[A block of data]

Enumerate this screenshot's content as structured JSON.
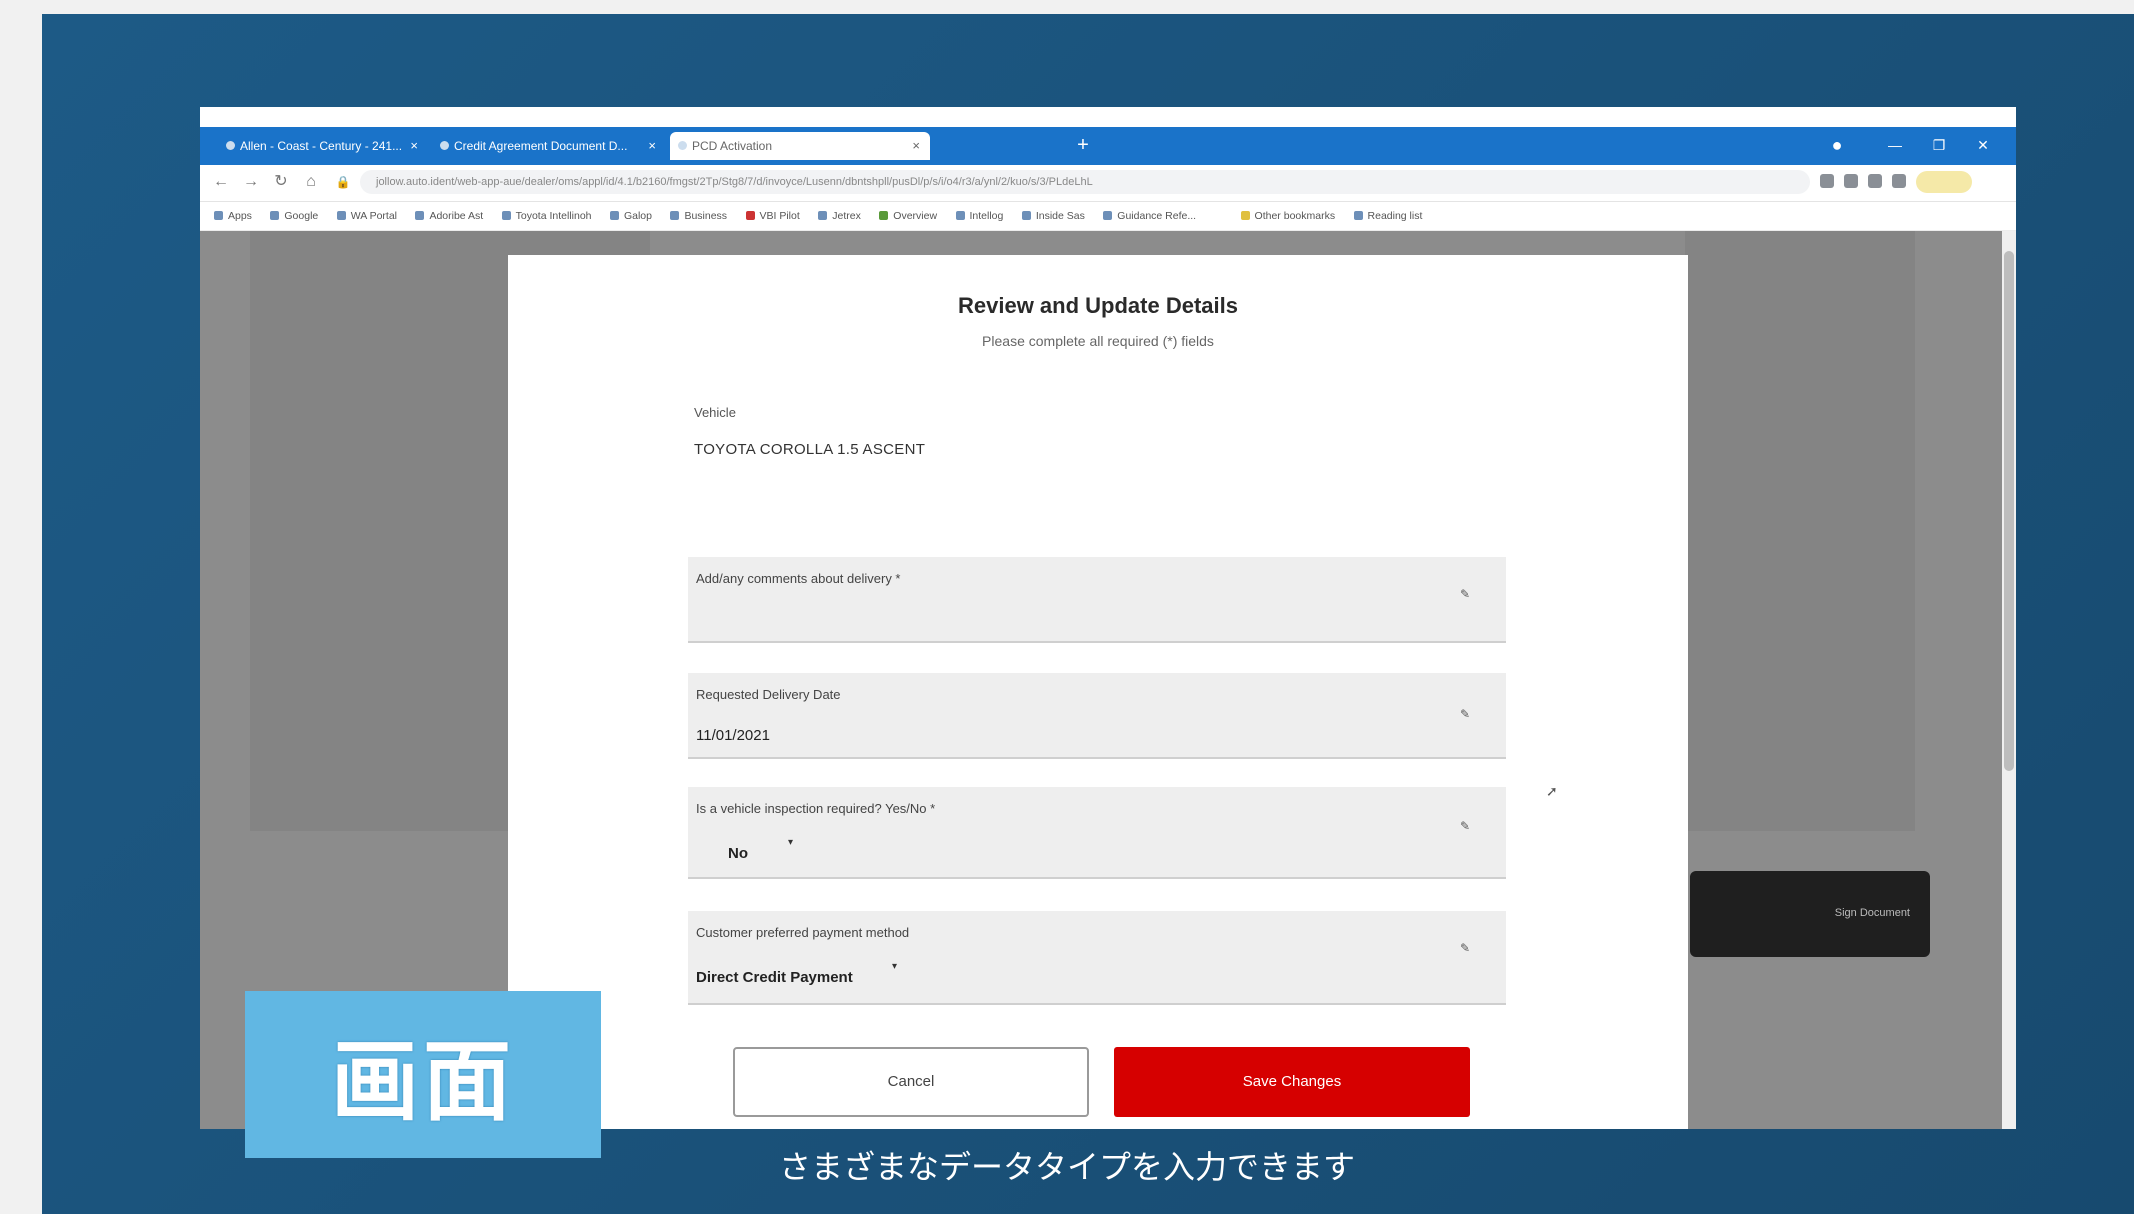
{
  "browser": {
    "tabs": [
      {
        "label": "Allen - Coast - Century - 241..."
      },
      {
        "label": "Credit Agreement Document D..."
      },
      {
        "label": "PCD Activation"
      }
    ],
    "new_tab_label": "+",
    "window_controls": {
      "minimize": "—",
      "maximize": "❐",
      "close": "✕"
    },
    "address": "jollow.auto.ident/web-app-aue/dealer/oms/appl/id/4.1/b2160/fmgst/2Tp/Stg8/7/d/invoyce/Lusenn/dbntshpll/pusDl/p/s/i/o4/r3/a/ynl/2/kuo/s/3/PLdeLhL"
  },
  "bookmarks": [
    "Apps",
    "Google",
    "WA Portal",
    "Adoribe Ast",
    "Toyota Intellinoh",
    "Galop",
    "Business",
    "VBI Pilot",
    "Jetrex",
    "Overview",
    "Intellog",
    "Inside Sas",
    "Guidance Refe...",
    "Other bookmarks",
    "Reading list"
  ],
  "modal": {
    "title": "Review and Update Details",
    "subtitle": "Please complete all required (*) fields",
    "vehicle": {
      "label": "Vehicle",
      "value": "TOYOTA COROLLA 1.5 ASCENT"
    },
    "fields": [
      {
        "label": "Add/any comments about delivery *",
        "value": ""
      },
      {
        "label": "Requested Delivery Date",
        "value": "11/01/2021"
      },
      {
        "label": "Is a vehicle inspection required? Yes/No *",
        "value": "No"
      },
      {
        "label": "Customer preferred payment method",
        "value": "Direct Credit Payment"
      }
    ],
    "cancel_label": "Cancel",
    "save_label": "Save Changes"
  },
  "toast": {
    "text": "Sign Document"
  },
  "overlay": {
    "badge": "画面",
    "caption": "さまざまなデータタイプを入力できます"
  }
}
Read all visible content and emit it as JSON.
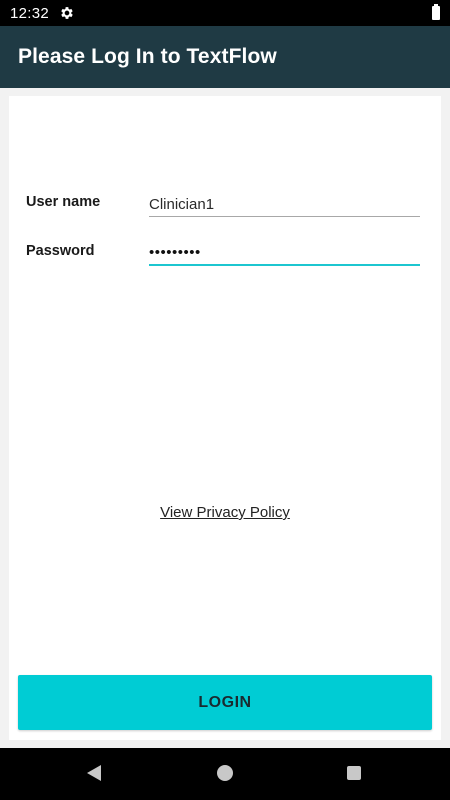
{
  "status_bar": {
    "time": "12:32",
    "settings_icon": "gear-icon",
    "battery_icon": "battery-icon"
  },
  "app_bar": {
    "title": "Please Log In to TextFlow"
  },
  "form": {
    "username_label": "User name",
    "username_value": "Clinician1",
    "password_label": "Password",
    "password_value": "•••••••••"
  },
  "privacy_link": "View Privacy Policy",
  "login_button": "LOGIN",
  "nav_bar": {
    "back_icon": "back-icon",
    "home_icon": "home-icon",
    "recents_icon": "recents-icon"
  },
  "colors": {
    "app_bar": "#1f3a44",
    "accent": "#00ccd4",
    "focused_underline": "#1cc6d0"
  }
}
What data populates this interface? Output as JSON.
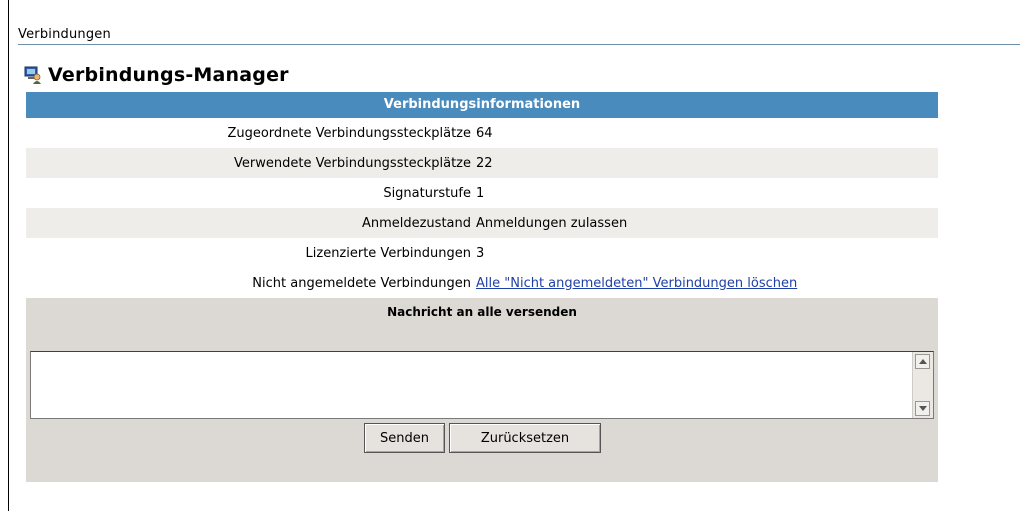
{
  "page": {
    "section_title": "Verbindungen"
  },
  "header": {
    "title": "Verbindungs-Manager",
    "icon": "computer-user-icon"
  },
  "panel": {
    "title": "Verbindungsinformationen",
    "rows": [
      {
        "label": "Zugeordnete Verbindungssteckplätze",
        "value": "64"
      },
      {
        "label": "Verwendete Verbindungssteckplätze",
        "value": "22"
      },
      {
        "label": "Signaturstufe",
        "value": "1"
      },
      {
        "label": "Anmeldezustand",
        "value": "Anmeldungen zulassen"
      },
      {
        "label": "Lizenzierte Verbindungen",
        "value": "3"
      },
      {
        "label": "Nicht angemeldete Verbindungen",
        "link": "Alle \"Nicht angemeldeten\" Verbindungen löschen"
      }
    ]
  },
  "message": {
    "title": "Nachricht an alle versenden",
    "text": "",
    "send_label": "Senden",
    "reset_label": "Zurücksetzen"
  },
  "colors": {
    "header_blue": "#4a8bbd",
    "row_shade": "#efedea",
    "message_bg": "#dcd8d3",
    "link": "#1f3fa8"
  }
}
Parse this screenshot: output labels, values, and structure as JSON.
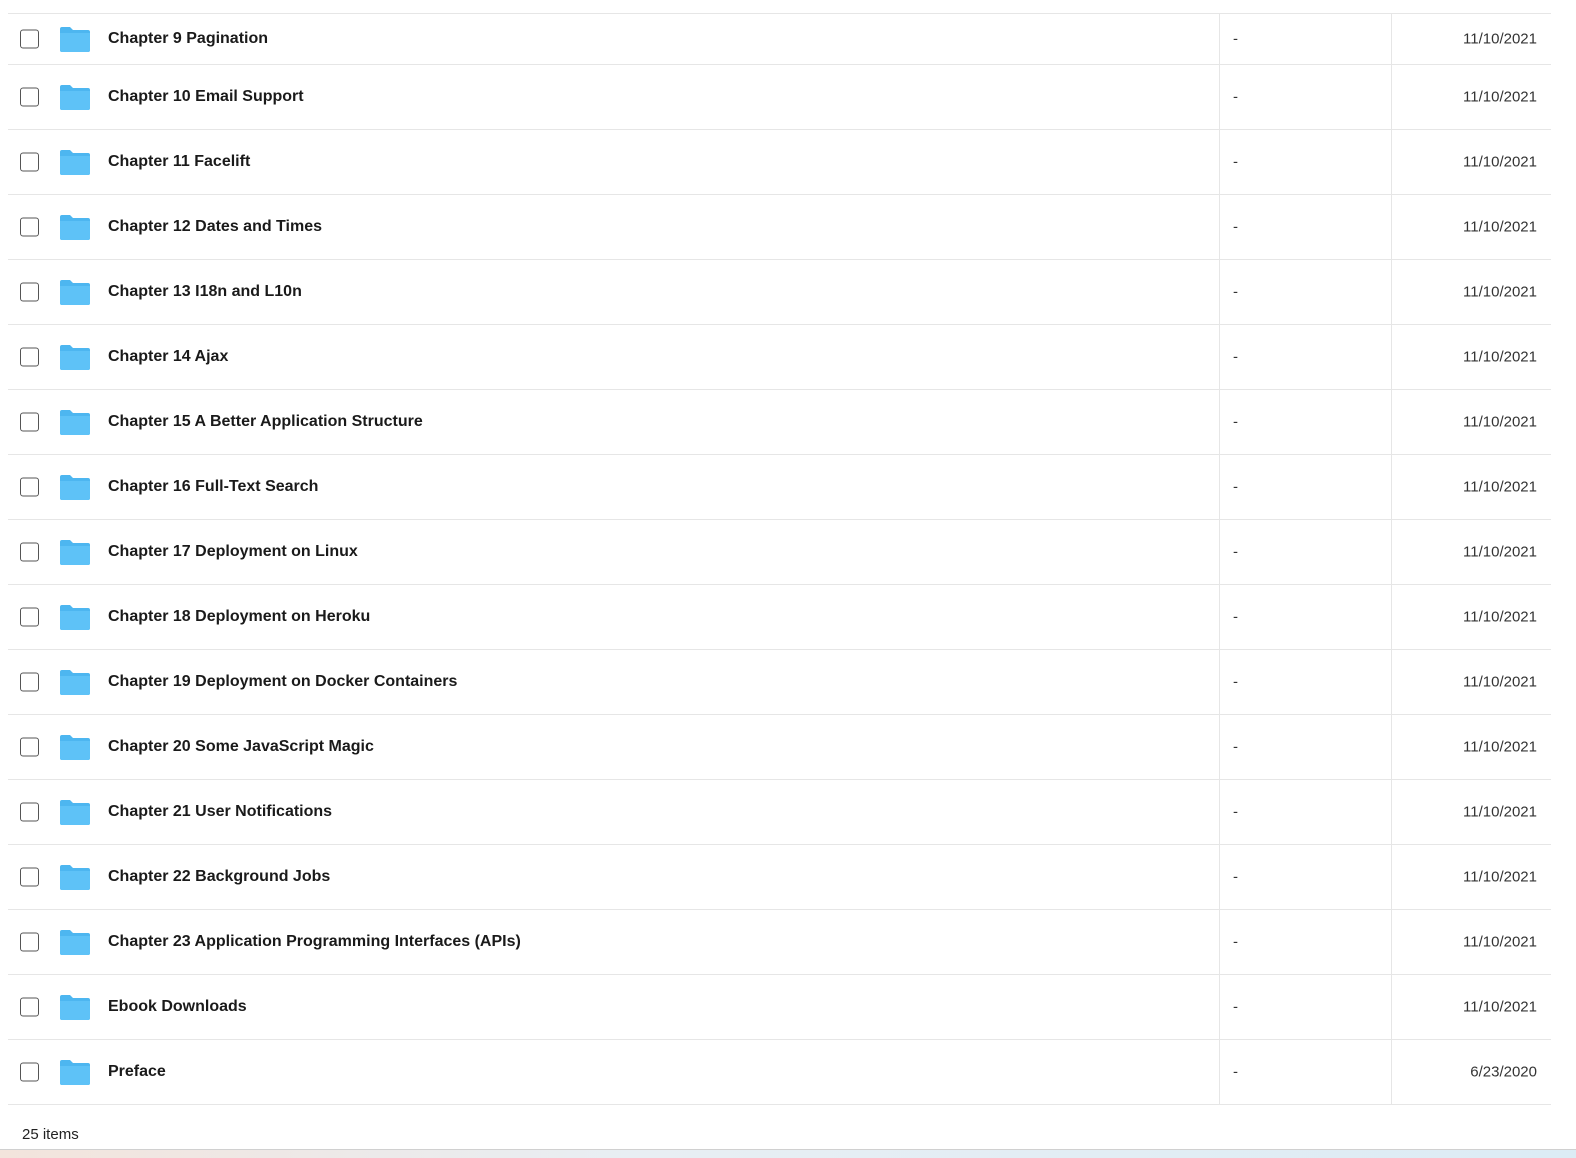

**Stated problem**
Go through the entries and return each line where the word "Verbindungssteckplätze" appears.

**Written answer**
        "label": "Zugeordnete Verbindungssteckplätze",
        "label": "Verwendete Verbindungssteckplätze",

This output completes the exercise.